=== Page extract ===
begin
I tested below on CentOS 5.10 Intel(R) Core(TM)2 Duo CPU E7500 @ 2.93GHz
GCC 4.1.2.
$ env LANG=C time -p src/grep -f regex.re input_lines.txt
Command exited with non-zero status 1
real 4.81
user 4.40
sys 0.09
I apply an attachment, and tested again.
$ env LANG=C time -p src/grep -f regex.re input_lines.txt
Command exited with non-zero status 1
real 4.63
user 4.46
sys 0.10
Therefore, I don't think that the patch is effective.
diff --git a/src/dfa.c b/src/dfa.c
index 273d3d1..389fc59 100644
--- a/src/dfa.c
+++ b/src/dfa.c
@@ -2072,6 +2072,128 @@ delete (position p, position_set * s)
s->elems[i] = s->elems[i + 1];
}
+/* Merge implementation of sorted sets, then number of sets smore than 2.
+ Priority queue aka 'heap' data structure used to select maximum of
+ many elements */
+
+typedef struct {
+ position p;
+ size_t set_index; /* Remember which set this element was taken from */
+} heap_elem;
+
+static void
+heap_add (heap_elem *heap, size_t *heap_size, heap_elem e)
+{
+ size_t i = *heap_size;
+ while (i)
+ {
+ size_t parent = (i - 1) / 2;
+ if (e.p.index < heap[parent].p.index)
+ break;
+ heap[i] = heap[parent];
+ i = parent;
+ }
+ heap[i] = e;
+ (*heap_size)++;
+}
+
+static void
+heap_remove_top_and_add (heap_elem *heap, size_t heap_size, heap_elem e)
+{
+ size_t i = 0;
+ size_t lchild = 2 * i + 1;
+ size_t n = heap_size;
+ while (lchild < n)
end
=== Brief ===
Write out the grep patch message word for word, from "s->elems[i] = s->elems[i" to "size_t *heap_size, heap_elem e)".

=== Recorded information ===
begin
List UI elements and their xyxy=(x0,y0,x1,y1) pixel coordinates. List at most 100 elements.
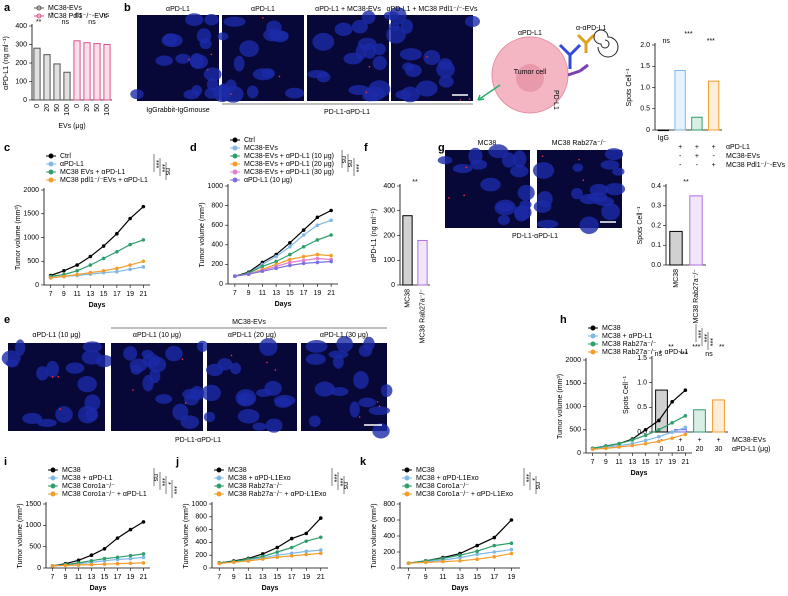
end
begin
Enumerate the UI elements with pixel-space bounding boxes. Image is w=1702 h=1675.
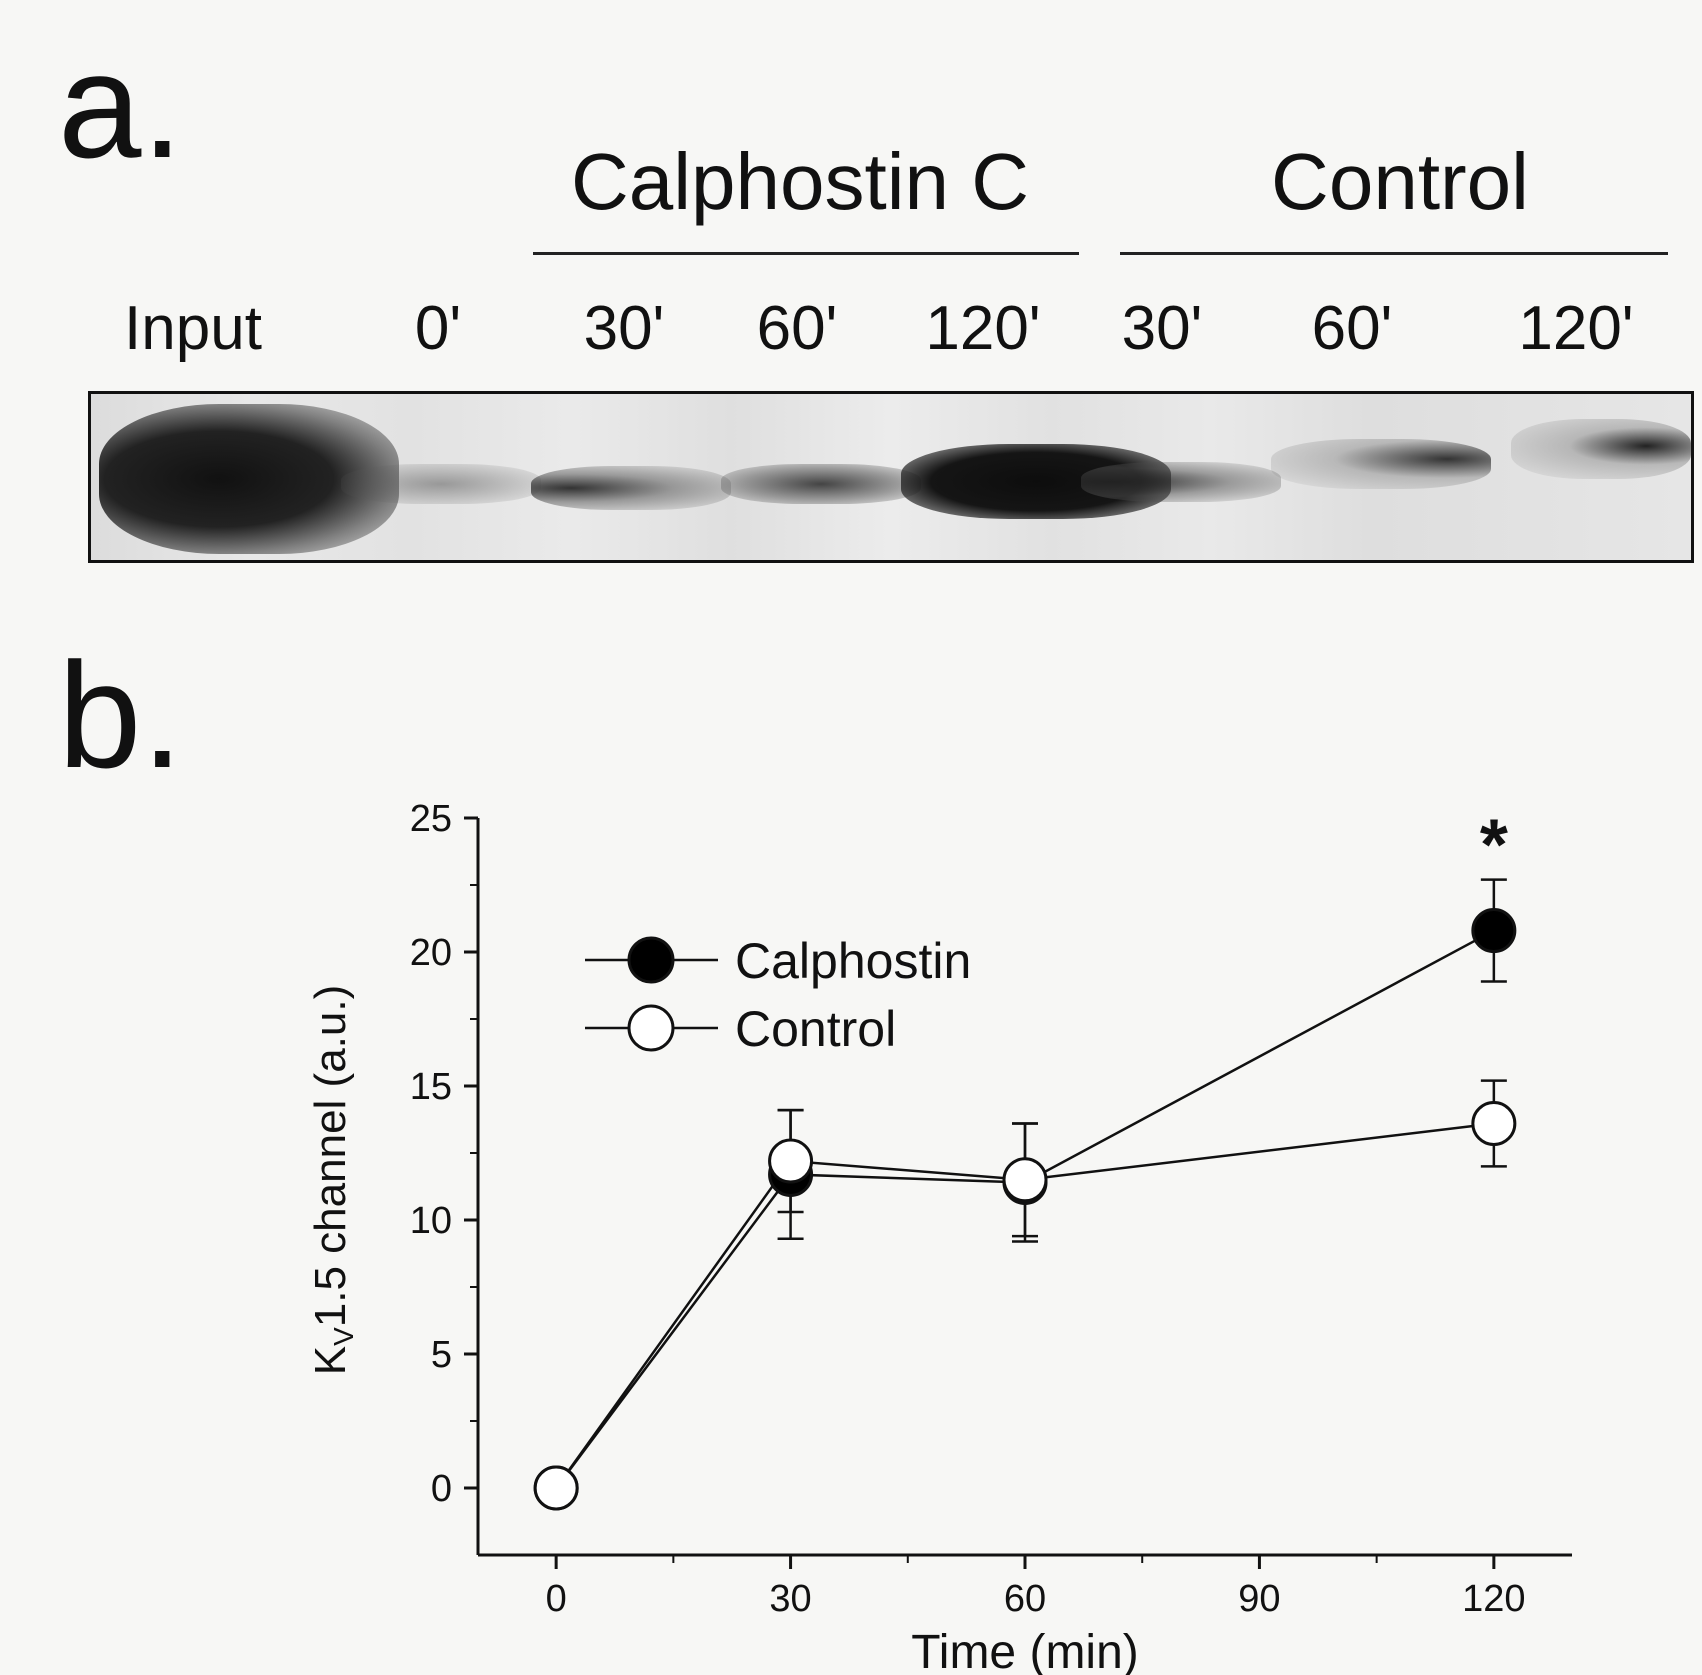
end
=== Final result ===
s->elems[i] = s->elems[i + 1];
}
+/* Merge implementation of sorted sets, then number of sets smore than 2.
+ Priority queue aka 'heap' data structure used to select maximum of
+ many elements */
+
+typedef struct {
+ position p;
+ size_t set_index; /* Remember which set this element was taken from */
+} heap_elem;
+
+static void
+heap_add (heap_elem *heap, size_t *heap_size, heap_elem e)